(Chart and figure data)

---------------

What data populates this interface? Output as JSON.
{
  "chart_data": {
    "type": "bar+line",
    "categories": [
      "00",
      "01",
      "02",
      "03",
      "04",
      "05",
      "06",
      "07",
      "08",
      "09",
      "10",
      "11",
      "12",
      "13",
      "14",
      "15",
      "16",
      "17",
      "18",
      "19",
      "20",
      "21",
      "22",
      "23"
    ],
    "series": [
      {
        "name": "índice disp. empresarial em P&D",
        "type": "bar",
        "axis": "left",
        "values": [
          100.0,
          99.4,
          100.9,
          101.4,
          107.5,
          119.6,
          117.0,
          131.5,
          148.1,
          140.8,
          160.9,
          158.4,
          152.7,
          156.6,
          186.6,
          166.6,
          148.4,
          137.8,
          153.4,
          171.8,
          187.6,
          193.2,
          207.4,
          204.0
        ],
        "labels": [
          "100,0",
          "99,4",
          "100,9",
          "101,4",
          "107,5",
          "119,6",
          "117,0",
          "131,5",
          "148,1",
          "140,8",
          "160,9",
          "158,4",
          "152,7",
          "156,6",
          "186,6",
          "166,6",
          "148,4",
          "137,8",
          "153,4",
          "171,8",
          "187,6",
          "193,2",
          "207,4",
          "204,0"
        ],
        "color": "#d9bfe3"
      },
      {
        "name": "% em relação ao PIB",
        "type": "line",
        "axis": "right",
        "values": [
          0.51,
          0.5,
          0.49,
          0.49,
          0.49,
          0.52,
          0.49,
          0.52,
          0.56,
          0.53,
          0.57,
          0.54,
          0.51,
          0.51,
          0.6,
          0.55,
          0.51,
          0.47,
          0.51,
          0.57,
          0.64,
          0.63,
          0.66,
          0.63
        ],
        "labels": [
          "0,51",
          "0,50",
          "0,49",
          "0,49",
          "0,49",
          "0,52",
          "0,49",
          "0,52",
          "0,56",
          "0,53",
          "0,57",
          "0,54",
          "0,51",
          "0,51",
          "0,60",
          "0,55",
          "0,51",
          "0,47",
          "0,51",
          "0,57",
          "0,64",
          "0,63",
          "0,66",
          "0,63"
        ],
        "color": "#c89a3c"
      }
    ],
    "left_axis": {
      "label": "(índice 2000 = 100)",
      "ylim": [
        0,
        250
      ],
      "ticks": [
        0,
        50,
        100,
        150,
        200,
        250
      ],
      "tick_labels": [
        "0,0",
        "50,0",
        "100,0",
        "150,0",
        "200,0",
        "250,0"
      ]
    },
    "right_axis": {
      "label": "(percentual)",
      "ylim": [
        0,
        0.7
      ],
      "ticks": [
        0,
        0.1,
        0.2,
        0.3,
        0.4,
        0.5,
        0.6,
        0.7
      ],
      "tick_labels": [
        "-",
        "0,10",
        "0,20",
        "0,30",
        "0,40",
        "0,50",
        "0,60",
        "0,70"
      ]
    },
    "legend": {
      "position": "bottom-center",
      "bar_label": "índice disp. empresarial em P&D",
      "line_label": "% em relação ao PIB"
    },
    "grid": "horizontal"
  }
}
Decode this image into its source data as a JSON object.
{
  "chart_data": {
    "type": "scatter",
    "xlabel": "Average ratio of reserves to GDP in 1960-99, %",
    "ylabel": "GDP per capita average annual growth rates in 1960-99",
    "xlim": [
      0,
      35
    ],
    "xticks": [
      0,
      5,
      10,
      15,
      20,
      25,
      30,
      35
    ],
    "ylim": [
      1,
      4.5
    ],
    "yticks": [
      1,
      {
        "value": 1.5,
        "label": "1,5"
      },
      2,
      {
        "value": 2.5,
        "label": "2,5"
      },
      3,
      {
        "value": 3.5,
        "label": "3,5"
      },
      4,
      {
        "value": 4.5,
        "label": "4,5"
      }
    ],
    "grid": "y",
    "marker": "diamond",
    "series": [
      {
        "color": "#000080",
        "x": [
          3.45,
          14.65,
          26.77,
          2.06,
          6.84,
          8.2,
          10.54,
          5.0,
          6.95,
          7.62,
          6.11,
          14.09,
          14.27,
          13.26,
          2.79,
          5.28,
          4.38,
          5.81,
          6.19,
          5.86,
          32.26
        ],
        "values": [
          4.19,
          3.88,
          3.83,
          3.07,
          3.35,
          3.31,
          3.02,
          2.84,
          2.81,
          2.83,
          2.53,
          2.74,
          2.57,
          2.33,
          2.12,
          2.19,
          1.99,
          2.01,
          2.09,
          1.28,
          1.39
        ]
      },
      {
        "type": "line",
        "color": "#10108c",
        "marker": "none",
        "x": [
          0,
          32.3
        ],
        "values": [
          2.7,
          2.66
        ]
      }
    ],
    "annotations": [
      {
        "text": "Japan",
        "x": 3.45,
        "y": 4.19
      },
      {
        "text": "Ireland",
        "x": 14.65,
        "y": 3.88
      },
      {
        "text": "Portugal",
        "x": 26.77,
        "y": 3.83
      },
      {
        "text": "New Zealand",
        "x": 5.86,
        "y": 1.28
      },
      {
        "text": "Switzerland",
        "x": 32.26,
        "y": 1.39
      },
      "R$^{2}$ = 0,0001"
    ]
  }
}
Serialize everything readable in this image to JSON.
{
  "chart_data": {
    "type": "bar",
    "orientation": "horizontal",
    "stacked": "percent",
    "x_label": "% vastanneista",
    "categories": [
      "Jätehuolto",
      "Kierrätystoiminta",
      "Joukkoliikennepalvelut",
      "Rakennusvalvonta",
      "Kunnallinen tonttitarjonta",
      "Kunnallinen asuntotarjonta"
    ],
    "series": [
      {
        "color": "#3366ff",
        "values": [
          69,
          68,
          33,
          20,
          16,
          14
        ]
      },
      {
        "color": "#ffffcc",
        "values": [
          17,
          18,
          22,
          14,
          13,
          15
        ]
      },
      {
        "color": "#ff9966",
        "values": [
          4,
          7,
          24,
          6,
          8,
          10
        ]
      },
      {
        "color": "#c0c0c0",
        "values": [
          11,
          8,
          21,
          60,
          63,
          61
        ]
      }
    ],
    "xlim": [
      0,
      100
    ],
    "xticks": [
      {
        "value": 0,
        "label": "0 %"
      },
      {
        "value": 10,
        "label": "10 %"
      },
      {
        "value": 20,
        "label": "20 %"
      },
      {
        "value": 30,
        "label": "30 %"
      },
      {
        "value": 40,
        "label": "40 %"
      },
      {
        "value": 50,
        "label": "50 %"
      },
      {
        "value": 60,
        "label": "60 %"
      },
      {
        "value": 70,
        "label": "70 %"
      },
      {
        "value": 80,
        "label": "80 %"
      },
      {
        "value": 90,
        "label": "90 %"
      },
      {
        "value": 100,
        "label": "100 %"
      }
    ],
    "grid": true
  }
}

---------------

▶ [TASK]: Count the lines above that contain the word "text", and give only that number.

▶ [THE OUTPUT]: 5